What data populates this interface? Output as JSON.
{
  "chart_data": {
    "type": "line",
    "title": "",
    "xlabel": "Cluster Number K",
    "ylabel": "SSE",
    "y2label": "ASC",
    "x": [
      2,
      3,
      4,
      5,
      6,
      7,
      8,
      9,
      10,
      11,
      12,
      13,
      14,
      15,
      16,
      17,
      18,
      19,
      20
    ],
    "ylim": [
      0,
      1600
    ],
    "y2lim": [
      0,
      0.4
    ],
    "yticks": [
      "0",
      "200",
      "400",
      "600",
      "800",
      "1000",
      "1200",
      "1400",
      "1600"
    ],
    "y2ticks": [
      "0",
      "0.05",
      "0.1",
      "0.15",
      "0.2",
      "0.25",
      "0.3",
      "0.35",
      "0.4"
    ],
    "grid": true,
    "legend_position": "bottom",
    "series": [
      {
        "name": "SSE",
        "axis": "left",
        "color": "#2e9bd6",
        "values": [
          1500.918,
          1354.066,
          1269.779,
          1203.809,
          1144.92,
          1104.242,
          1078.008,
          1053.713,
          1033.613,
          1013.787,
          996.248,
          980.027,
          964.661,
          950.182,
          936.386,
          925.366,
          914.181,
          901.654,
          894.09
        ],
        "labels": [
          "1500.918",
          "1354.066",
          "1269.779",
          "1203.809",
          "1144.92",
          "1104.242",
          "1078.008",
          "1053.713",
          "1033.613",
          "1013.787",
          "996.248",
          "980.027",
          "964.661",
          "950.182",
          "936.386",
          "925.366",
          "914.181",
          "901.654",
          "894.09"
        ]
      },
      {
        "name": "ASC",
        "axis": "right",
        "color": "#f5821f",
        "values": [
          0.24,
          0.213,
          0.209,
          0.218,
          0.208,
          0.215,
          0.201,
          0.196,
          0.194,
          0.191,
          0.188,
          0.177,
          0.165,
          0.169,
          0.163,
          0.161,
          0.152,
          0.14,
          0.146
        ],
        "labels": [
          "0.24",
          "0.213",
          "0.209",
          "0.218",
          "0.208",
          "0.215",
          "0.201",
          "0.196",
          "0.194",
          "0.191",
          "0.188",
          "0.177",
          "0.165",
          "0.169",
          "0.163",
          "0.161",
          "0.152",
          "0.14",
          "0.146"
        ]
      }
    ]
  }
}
________________________
§ What is required: Emit the full listing verbatim.

§ Solution to this task:
What data populates this interface? Output as JSON.
{
  "chart_data": {
    "type": "line",
    "title": "",
    "xlabel": "Cluster Number K",
    "ylabel": "SSE",
    "y2label": "ASC",
    "x": [
      2,
      3,
      4,
      5,
      6,
      7,
      8,
      9,
      10,
      11,
      12,
      13,
      14,
      15,
      16,
      17,
      18,
      19,
      20
    ],
    "ylim": [
      0,
      1600
    ],
    "y2lim": [
      0,
      0.4
    ],
    "yticks": [
      "0",
      "200",
      "400",
      "600",
      "800",
      "1000",
      "1200",
      "1400",
      "1600"
    ],
    "y2ticks": [
      "0",
      "0.05",
      "0.1",
      "0.15",
      "0.2",
      "0.25",
      "0.3",
      "0.35",
      "0.4"
    ],
    "grid": true,
    "legend_position": "bottom",
    "series": [
      {
        "name": "SSE",
        "axis": "left",
        "color": "#2e9bd6",
        "values": [
          1500.918,
          1354.066,
          1269.779,
          1203.809,
          1144.92,
          1104.242,
          1078.008,
          1053.713,
          1033.613,
          1013.787,
          996.248,
          980.027,
          964.661,
          950.182,
          936.386,
          925.366,
          914.181,
          901.654,
          894.09
        ],
        "labels": [
          "1500.918",
          "1354.066",
          "1269.779",
          "1203.809",
          "1144.92",
          "1104.242",
          "1078.008",
          "1053.713",
          "1033.613",
          "1013.787",
          "996.248",
          "980.027",
          "964.661",
          "950.182",
          "936.386",
          "925.366",
          "914.181",
          "901.654",
          "894.09"
        ]
      },
      {
        "name": "ASC",
        "axis": "right",
        "color": "#f5821f",
        "values": [
          0.24,
          0.213,
          0.209,
          0.218,
          0.208,
          0.215,
          0.201,
          0.196,
          0.194,
          0.191,
          0.188,
          0.177,
          0.165,
          0.169,
          0.163,
          0.161,
          0.152,
          0.14,
          0.146
        ],
        "labels": [
          "0.24",
          "0.213",
          "0.209",
          "0.218",
          "0.208",
          "0.215",
          "0.201",
          "0.196",
          "0.194",
          "0.191",
          "0.188",
          "0.177",
          "0.165",
          "0.169",
          "0.163",
          "0.161",
          "0.152",
          "0.14",
          "0.146"
        ]
      }
    ]
  }
}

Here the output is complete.